Requirement
With the images removed, repeat the data below exactly.

Source material
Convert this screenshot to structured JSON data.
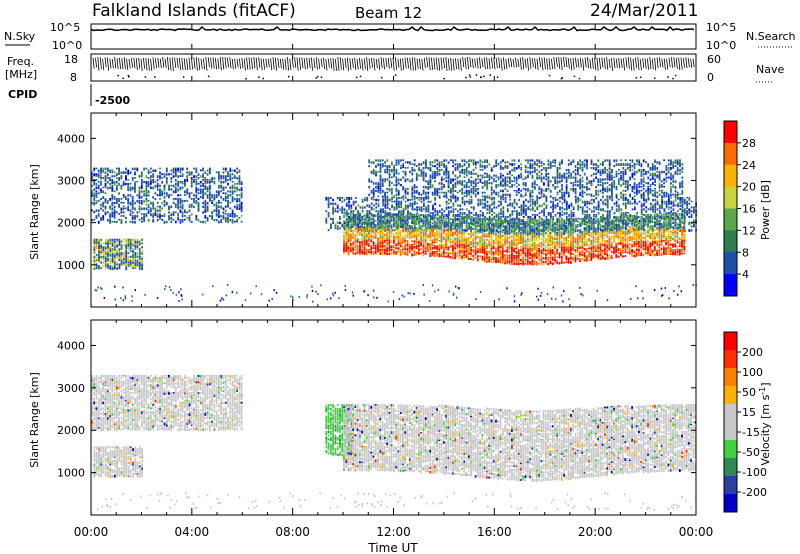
{
  "header": {
    "station": "Falkland Islands (fitACF)",
    "beam": "Beam 12",
    "date": "24/Mar/2011"
  },
  "top_panels": {
    "nsky_label": "N.Sky",
    "nsearch_label": "N.Search",
    "nsky_ticks": [
      "10^5",
      "10^0"
    ],
    "nsearch_ticks": [
      "10^5",
      "10^0"
    ],
    "freq_label_1": "Freq.",
    "freq_label_2": "[MHz]",
    "freq_ticks": [
      "18",
      "8"
    ],
    "nave_label": "Nave",
    "nave_ticks": [
      "60",
      "0"
    ],
    "cpid_label": "CPID",
    "cpid_value": "-2500"
  },
  "colors": {
    "power_scale": [
      "#0000ff",
      "#1f4fa8",
      "#2e7d4f",
      "#5aa84a",
      "#c8d43c",
      "#ffb000",
      "#ff6a00",
      "#ff0000"
    ],
    "velocity_scale": [
      "#0000c8",
      "#2a40a0",
      "#2e8b57",
      "#40d040",
      "#c8c8c8",
      "#c8c8c8",
      "#ffb000",
      "#ff8000",
      "#ff3000",
      "#ff0000"
    ]
  },
  "chart_data": [
    {
      "type": "heatmap",
      "panel": "power",
      "ylabel": "Slant Range [km]",
      "ylim": [
        0,
        4600
      ],
      "yticks": [
        "1000",
        "2000",
        "3000",
        "4000"
      ],
      "xlim": [
        0,
        24
      ],
      "colorbar_label": "Power [dB]",
      "colorbar_ticks": [
        "28",
        "24",
        "20",
        "16",
        "12",
        "8",
        "4"
      ],
      "echo_regions": [
        {
          "t_start": 0.0,
          "t_end": 6.0,
          "r_min": 2000,
          "r_max": 3300,
          "level": "low"
        },
        {
          "t_start": 0.1,
          "t_end": 2.0,
          "r_min": 900,
          "r_max": 1600,
          "level": "medium"
        },
        {
          "t_start": 9.3,
          "t_end": 24.0,
          "r_min": 1800,
          "r_max": 2600,
          "level": "low"
        },
        {
          "t_start": 10.0,
          "t_end": 23.5,
          "r_min": 1000,
          "r_max": 2200,
          "level": "high"
        },
        {
          "t_start": 11.0,
          "t_end": 23.5,
          "r_min": 2600,
          "r_max": 3500,
          "level": "low"
        }
      ]
    },
    {
      "type": "heatmap",
      "panel": "velocity",
      "ylabel": "Slant Range [km]",
      "ylim": [
        0,
        4600
      ],
      "yticks": [
        "1000",
        "2000",
        "3000",
        "4000"
      ],
      "xlim": [
        0,
        24
      ],
      "xticks": [
        "00:00",
        "04:00",
        "08:00",
        "12:00",
        "16:00",
        "20:00",
        "00:00"
      ],
      "xlabel": "Time UT",
      "colorbar_label": "Velocity [m s",
      "colorbar_label_sup": "-1",
      "colorbar_label_end": "]",
      "colorbar_ticks": [
        "200",
        "100",
        "50",
        "15",
        "-15",
        "-50",
        "-100",
        "-200"
      ],
      "echo_regions": [
        {
          "t_start": 0.0,
          "t_end": 6.0,
          "r_min": 2000,
          "r_max": 3300,
          "level": "near-zero"
        },
        {
          "t_start": 0.1,
          "t_end": 2.0,
          "r_min": 900,
          "r_max": 1600,
          "level": "near-zero"
        },
        {
          "t_start": 9.3,
          "t_end": 10.3,
          "r_min": 1400,
          "r_max": 2600,
          "level": "positive"
        },
        {
          "t_start": 10.0,
          "t_end": 24.0,
          "r_min": 800,
          "r_max": 2600,
          "level": "near-zero"
        }
      ]
    }
  ]
}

Worked solution
Convert this screenshot to structured JSON data.
{
  "header": {
    "station": "Falkland Islands (fitACF)",
    "beam": "Beam 12",
    "date": "24/Mar/2011"
  },
  "top_panels": {
    "nsky_label": "N.Sky",
    "nsearch_label": "N.Search",
    "nsky_ticks": [
      "10^5",
      "10^0"
    ],
    "nsearch_ticks": [
      "10^5",
      "10^0"
    ],
    "freq_label_1": "Freq.",
    "freq_label_2": "[MHz]",
    "freq_ticks": [
      "18",
      "8"
    ],
    "nave_label": "Nave",
    "nave_ticks": [
      "60",
      "0"
    ],
    "cpid_label": "CPID",
    "cpid_value": "-2500"
  },
  "colors": {
    "power_scale": [
      "#0000ff",
      "#1f4fa8",
      "#2e7d4f",
      "#5aa84a",
      "#c8d43c",
      "#ffb000",
      "#ff6a00",
      "#ff0000"
    ],
    "velocity_scale": [
      "#0000c8",
      "#2a40a0",
      "#2e8b57",
      "#40d040",
      "#c8c8c8",
      "#c8c8c8",
      "#ffb000",
      "#ff8000",
      "#ff3000",
      "#ff0000"
    ]
  },
  "chart_data": [
    {
      "type": "heatmap",
      "panel": "power",
      "ylabel": "Slant Range [km]",
      "ylim": [
        0,
        4600
      ],
      "yticks": [
        "1000",
        "2000",
        "3000",
        "4000"
      ],
      "xlim": [
        0,
        24
      ],
      "colorbar_label": "Power [dB]",
      "colorbar_ticks": [
        "28",
        "24",
        "20",
        "16",
        "12",
        "8",
        "4"
      ],
      "echo_regions": [
        {
          "t_start": 0.0,
          "t_end": 6.0,
          "r_min": 2000,
          "r_max": 3300,
          "level": "low"
        },
        {
          "t_start": 0.1,
          "t_end": 2.0,
          "r_min": 900,
          "r_max": 1600,
          "level": "medium"
        },
        {
          "t_start": 9.3,
          "t_end": 24.0,
          "r_min": 1800,
          "r_max": 2600,
          "level": "low"
        },
        {
          "t_start": 10.0,
          "t_end": 23.5,
          "r_min": 1000,
          "r_max": 2200,
          "level": "high"
        },
        {
          "t_start": 11.0,
          "t_end": 23.5,
          "r_min": 2600,
          "r_max": 3500,
          "level": "low"
        }
      ]
    },
    {
      "type": "heatmap",
      "panel": "velocity",
      "ylabel": "Slant Range [km]",
      "ylim": [
        0,
        4600
      ],
      "yticks": [
        "1000",
        "2000",
        "3000",
        "4000"
      ],
      "xlim": [
        0,
        24
      ],
      "xticks": [
        "00:00",
        "04:00",
        "08:00",
        "12:00",
        "16:00",
        "20:00",
        "00:00"
      ],
      "xlabel": "Time UT",
      "colorbar_label": "Velocity [m s",
      "colorbar_label_sup": "-1",
      "colorbar_label_end": "]",
      "colorbar_ticks": [
        "200",
        "100",
        "50",
        "15",
        "-15",
        "-50",
        "-100",
        "-200"
      ],
      "echo_regions": [
        {
          "t_start": 0.0,
          "t_end": 6.0,
          "r_min": 2000,
          "r_max": 3300,
          "level": "near-zero"
        },
        {
          "t_start": 0.1,
          "t_end": 2.0,
          "r_min": 900,
          "r_max": 1600,
          "level": "near-zero"
        },
        {
          "t_start": 9.3,
          "t_end": 10.3,
          "r_min": 1400,
          "r_max": 2600,
          "level": "positive"
        },
        {
          "t_start": 10.0,
          "t_end": 24.0,
          "r_min": 800,
          "r_max": 2600,
          "level": "near-zero"
        }
      ]
    }
  ]
}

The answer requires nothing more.